Task directions: Copy every row below character for character, without changing anything.

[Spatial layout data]
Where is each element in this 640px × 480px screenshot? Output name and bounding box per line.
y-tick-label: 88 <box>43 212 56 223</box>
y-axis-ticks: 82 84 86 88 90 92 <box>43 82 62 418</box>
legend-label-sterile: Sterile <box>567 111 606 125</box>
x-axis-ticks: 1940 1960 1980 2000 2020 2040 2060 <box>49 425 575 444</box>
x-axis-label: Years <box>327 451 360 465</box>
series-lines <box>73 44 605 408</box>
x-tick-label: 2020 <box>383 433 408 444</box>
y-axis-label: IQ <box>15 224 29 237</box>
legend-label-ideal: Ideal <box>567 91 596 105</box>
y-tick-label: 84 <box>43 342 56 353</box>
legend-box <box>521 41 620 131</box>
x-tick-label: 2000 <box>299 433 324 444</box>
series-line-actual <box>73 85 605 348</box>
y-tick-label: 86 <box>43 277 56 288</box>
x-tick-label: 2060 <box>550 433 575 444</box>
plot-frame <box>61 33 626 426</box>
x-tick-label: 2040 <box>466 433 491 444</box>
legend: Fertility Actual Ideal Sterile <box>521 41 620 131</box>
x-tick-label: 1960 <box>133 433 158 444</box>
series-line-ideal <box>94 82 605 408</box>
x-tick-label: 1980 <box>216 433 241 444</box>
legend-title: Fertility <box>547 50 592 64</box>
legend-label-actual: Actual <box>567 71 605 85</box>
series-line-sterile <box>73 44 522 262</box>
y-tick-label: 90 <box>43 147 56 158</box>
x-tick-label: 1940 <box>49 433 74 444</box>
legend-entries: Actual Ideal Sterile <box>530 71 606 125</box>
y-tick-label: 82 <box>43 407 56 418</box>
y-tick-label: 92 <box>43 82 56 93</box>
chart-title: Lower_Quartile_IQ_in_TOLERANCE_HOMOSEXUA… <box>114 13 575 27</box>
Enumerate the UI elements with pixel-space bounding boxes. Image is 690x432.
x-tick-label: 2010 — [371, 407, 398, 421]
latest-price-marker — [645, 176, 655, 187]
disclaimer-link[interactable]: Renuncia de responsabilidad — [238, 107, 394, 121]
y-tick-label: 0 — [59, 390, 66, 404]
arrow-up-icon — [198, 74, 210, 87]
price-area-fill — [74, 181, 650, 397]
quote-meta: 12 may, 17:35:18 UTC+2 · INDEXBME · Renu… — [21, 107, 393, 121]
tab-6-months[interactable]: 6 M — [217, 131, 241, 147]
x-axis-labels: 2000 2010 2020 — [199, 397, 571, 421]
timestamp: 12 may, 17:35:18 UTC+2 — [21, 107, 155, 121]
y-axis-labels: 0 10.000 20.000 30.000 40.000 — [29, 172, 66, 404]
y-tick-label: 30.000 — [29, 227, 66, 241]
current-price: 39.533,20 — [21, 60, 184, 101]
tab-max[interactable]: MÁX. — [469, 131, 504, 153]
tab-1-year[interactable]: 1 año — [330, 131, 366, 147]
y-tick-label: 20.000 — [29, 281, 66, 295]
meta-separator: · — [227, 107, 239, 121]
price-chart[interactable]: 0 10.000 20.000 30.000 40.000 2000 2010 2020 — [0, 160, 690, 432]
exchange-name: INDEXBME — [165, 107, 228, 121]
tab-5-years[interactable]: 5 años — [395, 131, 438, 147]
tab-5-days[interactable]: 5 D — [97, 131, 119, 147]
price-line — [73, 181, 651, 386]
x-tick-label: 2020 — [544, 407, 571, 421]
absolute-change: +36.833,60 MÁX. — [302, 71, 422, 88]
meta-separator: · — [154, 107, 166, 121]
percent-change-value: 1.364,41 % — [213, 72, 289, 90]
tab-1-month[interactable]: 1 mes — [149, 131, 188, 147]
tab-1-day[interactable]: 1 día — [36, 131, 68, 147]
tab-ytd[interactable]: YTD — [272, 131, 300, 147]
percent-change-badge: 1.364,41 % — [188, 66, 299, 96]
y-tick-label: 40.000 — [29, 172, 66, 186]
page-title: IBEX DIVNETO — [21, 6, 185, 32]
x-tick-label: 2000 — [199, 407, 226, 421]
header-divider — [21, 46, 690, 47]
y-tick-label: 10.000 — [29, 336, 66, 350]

Expected output:
Where is each element in this 640px × 480px screenshot? Output name and bounding box per line.
y-tick-label: 88 <box>43 212 56 223</box>
y-axis-ticks: 82 84 86 88 90 92 <box>43 82 62 418</box>
legend-label-sterile: Sterile <box>567 111 606 125</box>
x-axis-ticks: 1940 1960 1980 2000 2020 2040 2060 <box>49 425 575 444</box>
x-axis-label: Years <box>327 451 360 465</box>
series-lines <box>73 44 605 408</box>
x-tick-label: 2020 <box>383 433 408 444</box>
y-axis-label: IQ <box>15 224 29 237</box>
legend-label-ideal: Ideal <box>567 91 596 105</box>
y-tick-label: 84 <box>43 342 56 353</box>
legend-box <box>521 41 620 131</box>
x-tick-label: 2000 <box>299 433 324 444</box>
series-line-actual <box>73 85 605 348</box>
y-tick-label: 86 <box>43 277 56 288</box>
x-tick-label: 2060 <box>550 433 575 444</box>
plot-frame <box>61 33 626 426</box>
x-tick-label: 2040 <box>466 433 491 444</box>
legend: Fertility Actual Ideal Sterile <box>521 41 620 131</box>
x-tick-label: 1960 <box>133 433 158 444</box>
series-line-ideal <box>94 82 605 408</box>
x-tick-label: 1980 <box>216 433 241 444</box>
legend-title: Fertility <box>547 50 592 64</box>
legend-label-actual: Actual <box>567 71 605 85</box>
series-line-sterile <box>73 44 522 262</box>
y-tick-label: 90 <box>43 147 56 158</box>
x-tick-label: 1940 <box>49 433 74 444</box>
legend-entries: Actual Ideal Sterile <box>530 71 606 125</box>
y-tick-label: 82 <box>43 407 56 418</box>
y-tick-label: 92 <box>43 82 56 93</box>
chart-title: Lower_Quartile_IQ_in_TOLERANCE_HOMOSEXUA… <box>114 13 575 27</box>
Enumerate the UI elements with pixel-space bounding boxes. Image is 690x432.
x-tick-label: 2010 — [371, 407, 398, 421]
latest-price-marker — [645, 176, 655, 187]
disclaimer-link[interactable]: Renuncia de responsabilidad — [238, 107, 394, 121]
y-tick-label: 0 — [59, 390, 66, 404]
arrow-up-icon — [198, 74, 210, 87]
price-area-fill — [74, 181, 650, 397]
quote-meta: 12 may, 17:35:18 UTC+2 · INDEXBME · Renu… — [21, 107, 393, 121]
tab-6-months[interactable]: 6 M — [217, 131, 241, 147]
x-axis-labels: 2000 2010 2020 — [199, 397, 571, 421]
timestamp: 12 may, 17:35:18 UTC+2 — [21, 107, 155, 121]
y-axis-labels: 0 10.000 20.000 30.000 40.000 — [29, 172, 66, 404]
y-tick-label: 30.000 — [29, 227, 66, 241]
current-price: 39.533,20 — [21, 60, 184, 101]
tab-max[interactable]: MÁX. — [469, 131, 504, 153]
tab-1-year[interactable]: 1 año — [330, 131, 366, 147]
y-tick-label: 20.000 — [29, 281, 66, 295]
meta-separator: · — [227, 107, 239, 121]
price-chart[interactable]: 0 10.000 20.000 30.000 40.000 2000 2010 2020 — [0, 160, 690, 432]
exchange-name: INDEXBME — [165, 107, 228, 121]
tab-5-years[interactable]: 5 años — [395, 131, 438, 147]
tab-5-days[interactable]: 5 D — [97, 131, 119, 147]
price-line — [73, 181, 651, 386]
x-tick-label: 2020 — [544, 407, 571, 421]
absolute-change: +36.833,60 MÁX. — [302, 71, 422, 88]
meta-separator: · — [154, 107, 166, 121]
percent-change-value: 1.364,41 % — [213, 72, 289, 90]
tab-1-month[interactable]: 1 mes — [149, 131, 188, 147]
tab-1-day[interactable]: 1 día — [36, 131, 68, 147]
tab-ytd[interactable]: YTD — [272, 131, 300, 147]
percent-change-badge: 1.364,41 % — [188, 66, 299, 96]
y-tick-label: 40.000 — [29, 172, 66, 186]
page-title: IBEX DIVNETO — [21, 6, 185, 32]
x-tick-label: 2000 — [199, 407, 226, 421]
header-divider — [21, 46, 690, 47]
y-tick-label: 10.000 — [29, 336, 66, 350]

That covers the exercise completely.